• _CHALLENGE_
No images are to be carried over; print all other material exactly as it stands.

Records contained in a dataset:
****************************************

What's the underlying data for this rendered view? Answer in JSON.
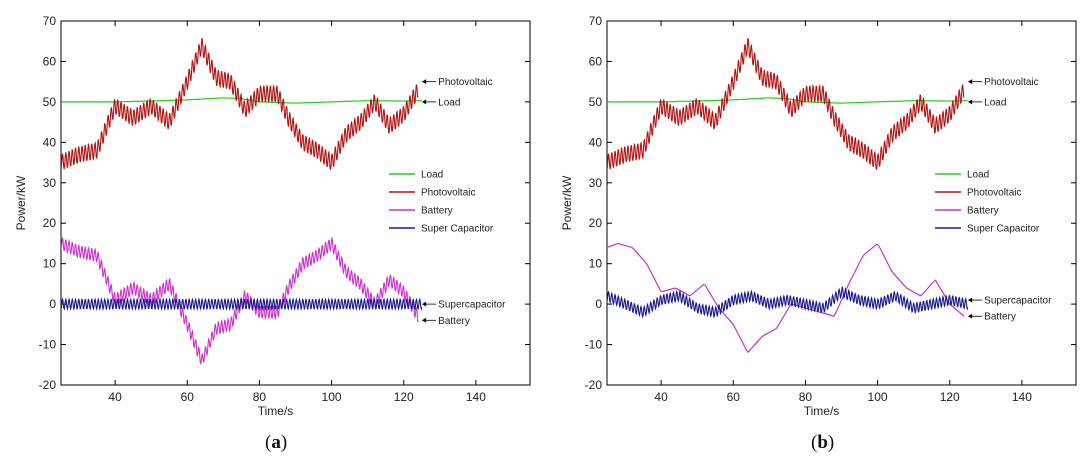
{
  "colors": {
    "load": "#22cc22",
    "photovoltaic": "#b01515",
    "battery": "#cc33cc",
    "supercapacitor": "#1a1a8c"
  },
  "panel_tags": [
    {
      "open": "(",
      "letter": "a",
      "close": ")"
    },
    {
      "open": "(",
      "letter": "b",
      "close": ")"
    }
  ],
  "chart_data": [
    {
      "type": "line",
      "xlabel": "Time/s",
      "ylabel": "Power/kW",
      "xlim": [
        25,
        155
      ],
      "ylim": [
        -20,
        70
      ],
      "xticks": [
        40,
        60,
        80,
        100,
        120,
        140
      ],
      "yticks": [
        -20,
        -10,
        0,
        10,
        20,
        30,
        40,
        50,
        60,
        70
      ],
      "grid": false,
      "legend_position": "center-right",
      "legend": [
        "Load",
        "Photovoltaic",
        "Battery",
        "Super Capacitor"
      ],
      "annotations": [
        {
          "label": "Photovoltaic",
          "x": 124,
          "y": 55
        },
        {
          "label": "Load",
          "x": 124,
          "y": 50
        },
        {
          "label": "Supercapacitor",
          "x": 124,
          "y": 0
        },
        {
          "label": "Battery",
          "x": 124,
          "y": -4
        }
      ],
      "series": [
        {
          "name": "Load",
          "key": "load",
          "ripple_amp": 0,
          "x": [
            25,
            40,
            50,
            60,
            70,
            75,
            80,
            90,
            100,
            110,
            120,
            125
          ],
          "y": [
            50,
            50,
            50.2,
            50.5,
            51,
            50.8,
            50,
            49.7,
            50,
            50.3,
            50.2,
            50.3
          ]
        },
        {
          "name": "Photovoltaic",
          "key": "photovoltaic",
          "ripple_amp": 2,
          "x": [
            25,
            30,
            35,
            40,
            45,
            50,
            55,
            60,
            64,
            68,
            72,
            76,
            80,
            85,
            88,
            92,
            96,
            100,
            104,
            108,
            112,
            116,
            120,
            124
          ],
          "y": [
            35,
            37,
            38,
            49,
            46,
            49,
            45,
            55,
            64,
            56,
            55,
            48,
            52,
            52,
            46,
            40,
            38,
            35,
            42,
            45,
            50,
            44,
            47,
            53
          ]
        },
        {
          "name": "Battery",
          "key": "battery",
          "ripple_amp": 1.5,
          "x": [
            25,
            30,
            35,
            40,
            45,
            50,
            55,
            60,
            64,
            68,
            72,
            76,
            80,
            85,
            88,
            92,
            96,
            100,
            104,
            108,
            112,
            116,
            120,
            124
          ],
          "y": [
            15,
            13,
            12,
            1,
            4,
            1,
            5,
            -5,
            -14,
            -6,
            -5,
            2,
            -2,
            -2,
            4,
            10,
            12,
            15,
            8,
            5,
            0,
            6,
            3,
            -3
          ]
        },
        {
          "name": "Super Capacitor",
          "key": "supercapacitor",
          "ripple_amp": 1.2,
          "x": [
            25,
            40,
            60,
            80,
            100,
            120,
            125
          ],
          "y": [
            0,
            0,
            0,
            0,
            0,
            0,
            0
          ]
        }
      ]
    },
    {
      "type": "line",
      "xlabel": "Time/s",
      "ylabel": "Power/kW",
      "xlim": [
        25,
        155
      ],
      "ylim": [
        -20,
        70
      ],
      "xticks": [
        40,
        60,
        80,
        100,
        120,
        140
      ],
      "yticks": [
        -20,
        -10,
        0,
        10,
        20,
        30,
        40,
        50,
        60,
        70
      ],
      "grid": false,
      "legend_position": "center-right",
      "legend": [
        "Load",
        "Photovoltaic",
        "Battery",
        "Super Capacitor"
      ],
      "annotations": [
        {
          "label": "Photovoltaic",
          "x": 124,
          "y": 55
        },
        {
          "label": "Load",
          "x": 124,
          "y": 50
        },
        {
          "label": "Supercapacitor",
          "x": 124,
          "y": 1
        },
        {
          "label": "Battery",
          "x": 124,
          "y": -3
        }
      ],
      "series": [
        {
          "name": "Load",
          "key": "load",
          "ripple_amp": 0,
          "x": [
            25,
            40,
            50,
            60,
            70,
            75,
            80,
            90,
            100,
            110,
            120,
            125
          ],
          "y": [
            50,
            50,
            50.2,
            50.5,
            51,
            50.8,
            50,
            49.7,
            50,
            50.3,
            50.2,
            50.3
          ]
        },
        {
          "name": "Photovoltaic",
          "key": "photovoltaic",
          "ripple_amp": 2,
          "x": [
            25,
            30,
            35,
            40,
            45,
            50,
            55,
            60,
            64,
            68,
            72,
            76,
            80,
            85,
            88,
            92,
            96,
            100,
            104,
            108,
            112,
            116,
            120,
            124
          ],
          "y": [
            35,
            37,
            38,
            49,
            46,
            49,
            45,
            55,
            64,
            56,
            55,
            48,
            52,
            52,
            46,
            40,
            38,
            35,
            42,
            45,
            50,
            44,
            47,
            53
          ]
        },
        {
          "name": "Battery",
          "key": "battery",
          "ripple_amp": 0,
          "x": [
            25,
            28,
            32,
            36,
            40,
            44,
            48,
            52,
            56,
            60,
            64,
            68,
            72,
            76,
            80,
            84,
            88,
            92,
            96,
            100,
            104,
            108,
            112,
            116,
            120,
            124
          ],
          "y": [
            14,
            15,
            14,
            10,
            3,
            4,
            2,
            5,
            -1,
            -5,
            -12,
            -8,
            -6,
            0,
            -1,
            -2,
            -3,
            5,
            12,
            15,
            8,
            4,
            2,
            6,
            0,
            -3
          ]
        },
        {
          "name": "Super Capacitor",
          "key": "supercapacitor",
          "ripple_amp": 1.2,
          "x": [
            25,
            30,
            35,
            40,
            45,
            50,
            55,
            60,
            65,
            70,
            75,
            80,
            85,
            90,
            95,
            100,
            105,
            110,
            115,
            120,
            125
          ],
          "y": [
            2,
            0,
            -2,
            1,
            2,
            -1,
            -2,
            1,
            2,
            0,
            1,
            0,
            -1,
            3,
            1,
            0,
            2,
            -1,
            0,
            1,
            0
          ]
        }
      ]
    }
  ]
}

****************************************

• _ANSWER_
What's the underlying data for this rendered view? Answer in JSON.
{
  "colors": {
    "load": "#22cc22",
    "photovoltaic": "#b01515",
    "battery": "#cc33cc",
    "supercapacitor": "#1a1a8c"
  },
  "panel_tags": [
    {
      "open": "(",
      "letter": "a",
      "close": ")"
    },
    {
      "open": "(",
      "letter": "b",
      "close": ")"
    }
  ],
  "chart_data": [
    {
      "type": "line",
      "xlabel": "Time/s",
      "ylabel": "Power/kW",
      "xlim": [
        25,
        155
      ],
      "ylim": [
        -20,
        70
      ],
      "xticks": [
        40,
        60,
        80,
        100,
        120,
        140
      ],
      "yticks": [
        -20,
        -10,
        0,
        10,
        20,
        30,
        40,
        50,
        60,
        70
      ],
      "grid": false,
      "legend_position": "center-right",
      "legend": [
        "Load",
        "Photovoltaic",
        "Battery",
        "Super Capacitor"
      ],
      "annotations": [
        {
          "label": "Photovoltaic",
          "x": 124,
          "y": 55
        },
        {
          "label": "Load",
          "x": 124,
          "y": 50
        },
        {
          "label": "Supercapacitor",
          "x": 124,
          "y": 0
        },
        {
          "label": "Battery",
          "x": 124,
          "y": -4
        }
      ],
      "series": [
        {
          "name": "Load",
          "key": "load",
          "ripple_amp": 0,
          "x": [
            25,
            40,
            50,
            60,
            70,
            75,
            80,
            90,
            100,
            110,
            120,
            125
          ],
          "y": [
            50,
            50,
            50.2,
            50.5,
            51,
            50.8,
            50,
            49.7,
            50,
            50.3,
            50.2,
            50.3
          ]
        },
        {
          "name": "Photovoltaic",
          "key": "photovoltaic",
          "ripple_amp": 2,
          "x": [
            25,
            30,
            35,
            40,
            45,
            50,
            55,
            60,
            64,
            68,
            72,
            76,
            80,
            85,
            88,
            92,
            96,
            100,
            104,
            108,
            112,
            116,
            120,
            124
          ],
          "y": [
            35,
            37,
            38,
            49,
            46,
            49,
            45,
            55,
            64,
            56,
            55,
            48,
            52,
            52,
            46,
            40,
            38,
            35,
            42,
            45,
            50,
            44,
            47,
            53
          ]
        },
        {
          "name": "Battery",
          "key": "battery",
          "ripple_amp": 1.5,
          "x": [
            25,
            30,
            35,
            40,
            45,
            50,
            55,
            60,
            64,
            68,
            72,
            76,
            80,
            85,
            88,
            92,
            96,
            100,
            104,
            108,
            112,
            116,
            120,
            124
          ],
          "y": [
            15,
            13,
            12,
            1,
            4,
            1,
            5,
            -5,
            -14,
            -6,
            -5,
            2,
            -2,
            -2,
            4,
            10,
            12,
            15,
            8,
            5,
            0,
            6,
            3,
            -3
          ]
        },
        {
          "name": "Super Capacitor",
          "key": "supercapacitor",
          "ripple_amp": 1.2,
          "x": [
            25,
            40,
            60,
            80,
            100,
            120,
            125
          ],
          "y": [
            0,
            0,
            0,
            0,
            0,
            0,
            0
          ]
        }
      ]
    },
    {
      "type": "line",
      "xlabel": "Time/s",
      "ylabel": "Power/kW",
      "xlim": [
        25,
        155
      ],
      "ylim": [
        -20,
        70
      ],
      "xticks": [
        40,
        60,
        80,
        100,
        120,
        140
      ],
      "yticks": [
        -20,
        -10,
        0,
        10,
        20,
        30,
        40,
        50,
        60,
        70
      ],
      "grid": false,
      "legend_position": "center-right",
      "legend": [
        "Load",
        "Photovoltaic",
        "Battery",
        "Super Capacitor"
      ],
      "annotations": [
        {
          "label": "Photovoltaic",
          "x": 124,
          "y": 55
        },
        {
          "label": "Load",
          "x": 124,
          "y": 50
        },
        {
          "label": "Supercapacitor",
          "x": 124,
          "y": 1
        },
        {
          "label": "Battery",
          "x": 124,
          "y": -3
        }
      ],
      "series": [
        {
          "name": "Load",
          "key": "load",
          "ripple_amp": 0,
          "x": [
            25,
            40,
            50,
            60,
            70,
            75,
            80,
            90,
            100,
            110,
            120,
            125
          ],
          "y": [
            50,
            50,
            50.2,
            50.5,
            51,
            50.8,
            50,
            49.7,
            50,
            50.3,
            50.2,
            50.3
          ]
        },
        {
          "name": "Photovoltaic",
          "key": "photovoltaic",
          "ripple_amp": 2,
          "x": [
            25,
            30,
            35,
            40,
            45,
            50,
            55,
            60,
            64,
            68,
            72,
            76,
            80,
            85,
            88,
            92,
            96,
            100,
            104,
            108,
            112,
            116,
            120,
            124
          ],
          "y": [
            35,
            37,
            38,
            49,
            46,
            49,
            45,
            55,
            64,
            56,
            55,
            48,
            52,
            52,
            46,
            40,
            38,
            35,
            42,
            45,
            50,
            44,
            47,
            53
          ]
        },
        {
          "name": "Battery",
          "key": "battery",
          "ripple_amp": 0,
          "x": [
            25,
            28,
            32,
            36,
            40,
            44,
            48,
            52,
            56,
            60,
            64,
            68,
            72,
            76,
            80,
            84,
            88,
            92,
            96,
            100,
            104,
            108,
            112,
            116,
            120,
            124
          ],
          "y": [
            14,
            15,
            14,
            10,
            3,
            4,
            2,
            5,
            -1,
            -5,
            -12,
            -8,
            -6,
            0,
            -1,
            -2,
            -3,
            5,
            12,
            15,
            8,
            4,
            2,
            6,
            0,
            -3
          ]
        },
        {
          "name": "Super Capacitor",
          "key": "supercapacitor",
          "ripple_amp": 1.2,
          "x": [
            25,
            30,
            35,
            40,
            45,
            50,
            55,
            60,
            65,
            70,
            75,
            80,
            85,
            90,
            95,
            100,
            105,
            110,
            115,
            120,
            125
          ],
          "y": [
            2,
            0,
            -2,
            1,
            2,
            -1,
            -2,
            1,
            2,
            0,
            1,
            0,
            -1,
            3,
            1,
            0,
            2,
            -1,
            0,
            1,
            0
          ]
        }
      ]
    }
  ]
}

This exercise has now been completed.